● **Short task**: Pick out every line that holds the string "hours" and copy it.

● **Material for this exercise**:
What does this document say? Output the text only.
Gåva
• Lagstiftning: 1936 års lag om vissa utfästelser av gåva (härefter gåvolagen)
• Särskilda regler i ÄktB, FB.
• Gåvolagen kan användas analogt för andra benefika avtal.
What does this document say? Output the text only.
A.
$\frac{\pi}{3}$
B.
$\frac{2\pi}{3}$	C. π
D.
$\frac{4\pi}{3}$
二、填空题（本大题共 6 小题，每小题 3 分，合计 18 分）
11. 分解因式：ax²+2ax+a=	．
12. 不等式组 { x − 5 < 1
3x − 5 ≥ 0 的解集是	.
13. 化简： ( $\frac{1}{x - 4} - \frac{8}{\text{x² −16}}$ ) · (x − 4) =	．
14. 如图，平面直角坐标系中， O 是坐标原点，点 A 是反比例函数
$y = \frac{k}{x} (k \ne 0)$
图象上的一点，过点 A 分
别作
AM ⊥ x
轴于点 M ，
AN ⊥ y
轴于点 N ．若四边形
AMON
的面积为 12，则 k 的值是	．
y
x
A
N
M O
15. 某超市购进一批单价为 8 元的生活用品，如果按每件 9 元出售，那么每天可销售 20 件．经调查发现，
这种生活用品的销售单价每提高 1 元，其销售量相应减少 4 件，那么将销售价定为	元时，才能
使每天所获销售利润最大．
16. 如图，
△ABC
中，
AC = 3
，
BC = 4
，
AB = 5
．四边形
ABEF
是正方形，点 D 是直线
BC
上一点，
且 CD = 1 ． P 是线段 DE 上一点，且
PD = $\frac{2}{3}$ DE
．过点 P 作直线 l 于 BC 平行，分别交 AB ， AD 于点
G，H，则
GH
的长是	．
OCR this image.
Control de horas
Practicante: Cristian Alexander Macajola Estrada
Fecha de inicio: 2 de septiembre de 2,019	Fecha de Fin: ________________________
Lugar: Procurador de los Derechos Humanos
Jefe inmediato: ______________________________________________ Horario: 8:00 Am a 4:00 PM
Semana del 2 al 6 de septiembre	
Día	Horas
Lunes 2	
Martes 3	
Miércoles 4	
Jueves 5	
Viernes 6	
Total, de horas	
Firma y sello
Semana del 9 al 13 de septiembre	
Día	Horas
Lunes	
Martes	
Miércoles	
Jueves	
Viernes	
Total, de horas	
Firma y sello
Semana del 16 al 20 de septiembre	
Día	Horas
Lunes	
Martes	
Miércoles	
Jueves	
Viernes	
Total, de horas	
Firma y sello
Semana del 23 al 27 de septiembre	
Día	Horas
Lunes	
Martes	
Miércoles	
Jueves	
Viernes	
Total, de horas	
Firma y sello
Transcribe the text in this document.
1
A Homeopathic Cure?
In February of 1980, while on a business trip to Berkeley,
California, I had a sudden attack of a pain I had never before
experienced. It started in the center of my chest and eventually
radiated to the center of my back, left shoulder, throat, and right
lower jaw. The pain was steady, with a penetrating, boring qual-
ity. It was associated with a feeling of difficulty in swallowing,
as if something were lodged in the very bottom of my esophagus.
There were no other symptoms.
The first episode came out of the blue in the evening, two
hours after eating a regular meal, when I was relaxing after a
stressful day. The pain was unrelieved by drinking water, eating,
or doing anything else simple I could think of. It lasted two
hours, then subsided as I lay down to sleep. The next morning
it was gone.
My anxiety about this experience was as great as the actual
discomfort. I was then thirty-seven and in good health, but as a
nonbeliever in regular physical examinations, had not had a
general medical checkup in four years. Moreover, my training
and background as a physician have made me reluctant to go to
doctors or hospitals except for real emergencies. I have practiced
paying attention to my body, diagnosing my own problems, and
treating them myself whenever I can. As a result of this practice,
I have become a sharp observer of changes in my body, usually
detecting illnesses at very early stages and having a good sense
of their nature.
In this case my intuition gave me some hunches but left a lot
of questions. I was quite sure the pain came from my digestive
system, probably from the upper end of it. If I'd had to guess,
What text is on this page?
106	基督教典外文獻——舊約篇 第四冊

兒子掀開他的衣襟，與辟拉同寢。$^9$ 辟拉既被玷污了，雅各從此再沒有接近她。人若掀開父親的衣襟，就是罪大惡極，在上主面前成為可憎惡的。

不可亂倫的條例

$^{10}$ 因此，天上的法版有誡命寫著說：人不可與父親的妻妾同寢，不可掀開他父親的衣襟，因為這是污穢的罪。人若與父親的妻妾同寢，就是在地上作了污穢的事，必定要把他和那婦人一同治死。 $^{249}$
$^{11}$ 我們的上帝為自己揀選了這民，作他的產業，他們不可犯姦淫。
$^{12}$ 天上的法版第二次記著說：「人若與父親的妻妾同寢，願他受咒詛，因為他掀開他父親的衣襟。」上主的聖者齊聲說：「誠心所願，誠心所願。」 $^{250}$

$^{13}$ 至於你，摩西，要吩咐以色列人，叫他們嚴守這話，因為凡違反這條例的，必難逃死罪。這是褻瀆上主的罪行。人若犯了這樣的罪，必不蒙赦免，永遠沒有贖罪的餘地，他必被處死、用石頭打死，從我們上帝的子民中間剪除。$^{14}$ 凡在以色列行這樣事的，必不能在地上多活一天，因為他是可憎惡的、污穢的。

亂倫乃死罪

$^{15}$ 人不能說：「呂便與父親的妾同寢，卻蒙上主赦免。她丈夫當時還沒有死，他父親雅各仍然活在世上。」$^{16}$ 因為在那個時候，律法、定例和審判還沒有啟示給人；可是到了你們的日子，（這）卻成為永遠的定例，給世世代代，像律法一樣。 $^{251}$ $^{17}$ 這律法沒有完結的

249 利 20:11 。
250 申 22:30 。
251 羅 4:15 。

● **Answer to this problem**:
hours after eating a regular meal, when I was relaxing after a
hours, then subsided as I lay down to sleep. The next morning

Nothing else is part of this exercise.